### AVAILABLE DATA ###
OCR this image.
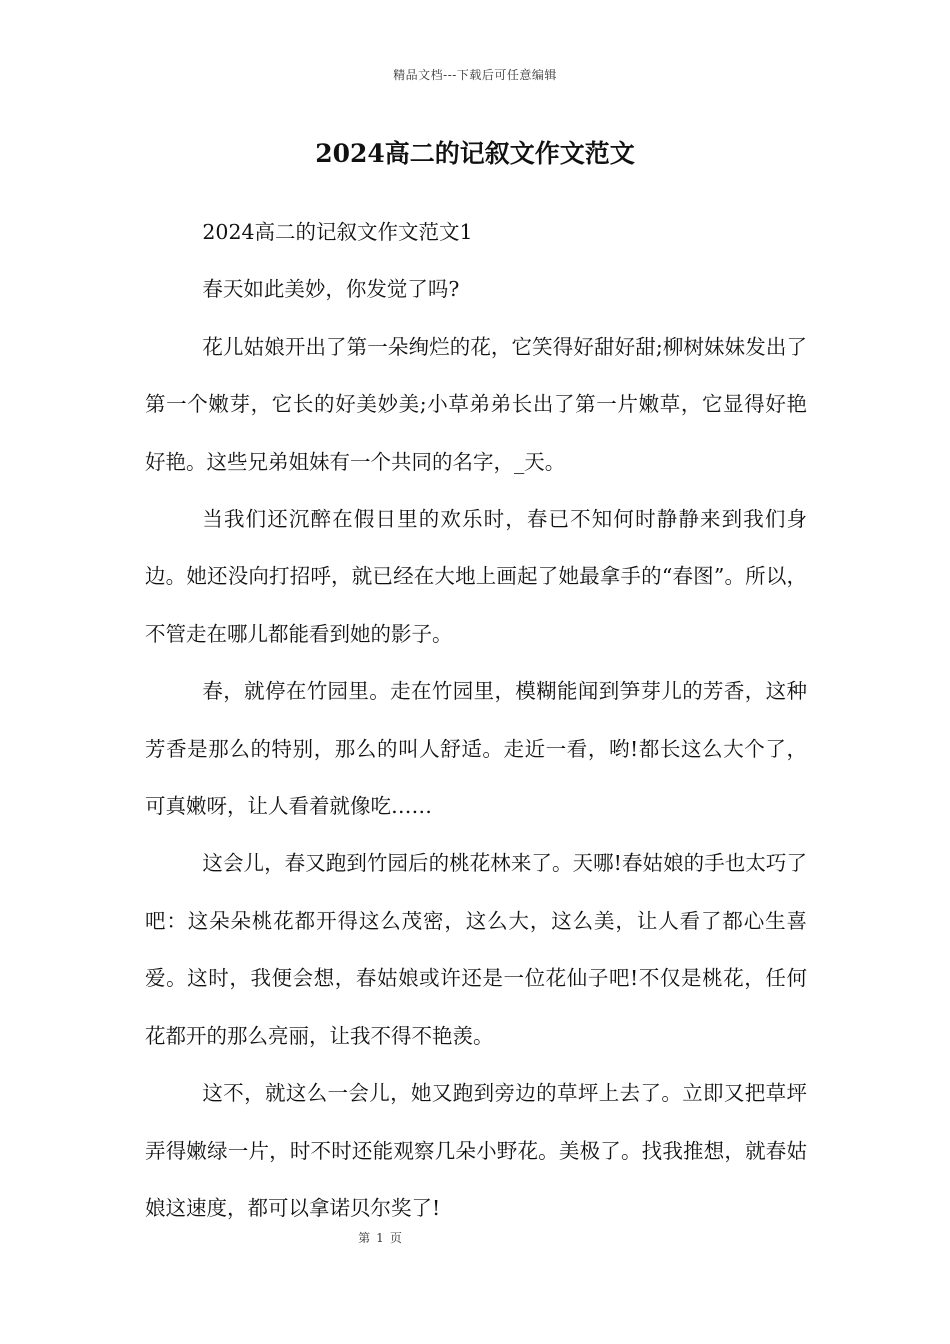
精品文档---下载后可任意编辑
2024高二的记叙文作文范文

2024高二的记叙文作文范文1

春天如此美妙，你发觉了吗?

花儿姑娘开出了第一朵绚烂的花，它笑得好甜好甜;柳树妹妹发出了第一个嫩芽，它长的好美妙美;小草弟弟长出了第一片嫩草，它显得好艳好艳。这些兄弟姐妹有一个共同的名字，_天。

当我们还沉醉在假日里的欢乐时，春已不知何时静静来到我们身边。她还没向打招呼，就已经在大地上画起了她最拿手的“春图”。所以，不管走在哪儿都能看到她的影子。

春，就停在竹园里。走在竹园里，模糊能闻到笋芽儿的芳香，这种芳香是那么的特别，那么的叫人舒适。走近一看，哟!都长这么大个了，可真嫩呀，让人看着就像吃……

这会儿，春又跑到竹园后的桃花林来了。天哪!春姑娘的手也太巧了吧：这朵朵桃花都开得这么茂密，这么大，这么美，让人看了都心生喜爱。这时，我便会想，春姑娘或许还是一位花仙子吧!不仅是桃花，任何花都开的那么亮丽，让我不得不艳羡。

这不，就这么一会儿，她又跑到旁边的草坪上去了。立即又把草坪弄得嫩绿一片，时不时还能观察几朵小野花。美极了。找我推想，就春姑娘这速度，都可以拿诺贝尔奖了!

第 1 页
###
Exclude the images, then output the data above word for word.

_TASK OUTPUT_
OCR this image.
精品文档---下载后可任意编辑
2024高二的记叙文作文范文

2024高二的记叙文作文范文1

春天如此美妙，你发觉了吗?

花儿姑娘开出了第一朵绚烂的花，它笑得好甜好甜;柳树妹妹发出了第一个嫩芽，它长的好美妙美;小草弟弟长出了第一片嫩草，它显得好艳好艳。这些兄弟姐妹有一个共同的名字，_天。

当我们还沉醉在假日里的欢乐时，春已不知何时静静来到我们身边。她还没向打招呼，就已经在大地上画起了她最拿手的“春图”。所以，不管走在哪儿都能看到她的影子。

春，就停在竹园里。走在竹园里，模糊能闻到笋芽儿的芳香，这种芳香是那么的特别，那么的叫人舒适。走近一看，哟!都长这么大个了，可真嫩呀，让人看着就像吃……

这会儿，春又跑到竹园后的桃花林来了。天哪!春姑娘的手也太巧了吧：这朵朵桃花都开得这么茂密，这么大，这么美，让人看了都心生喜爱。这时，我便会想，春姑娘或许还是一位花仙子吧!不仅是桃花，任何花都开的那么亮丽，让我不得不艳羡。

这不，就这么一会儿，她又跑到旁边的草坪上去了。立即又把草坪弄得嫩绿一片，时不时还能观察几朵小野花。美极了。找我推想，就春姑娘这速度，都可以拿诺贝尔奖了!

第 1 页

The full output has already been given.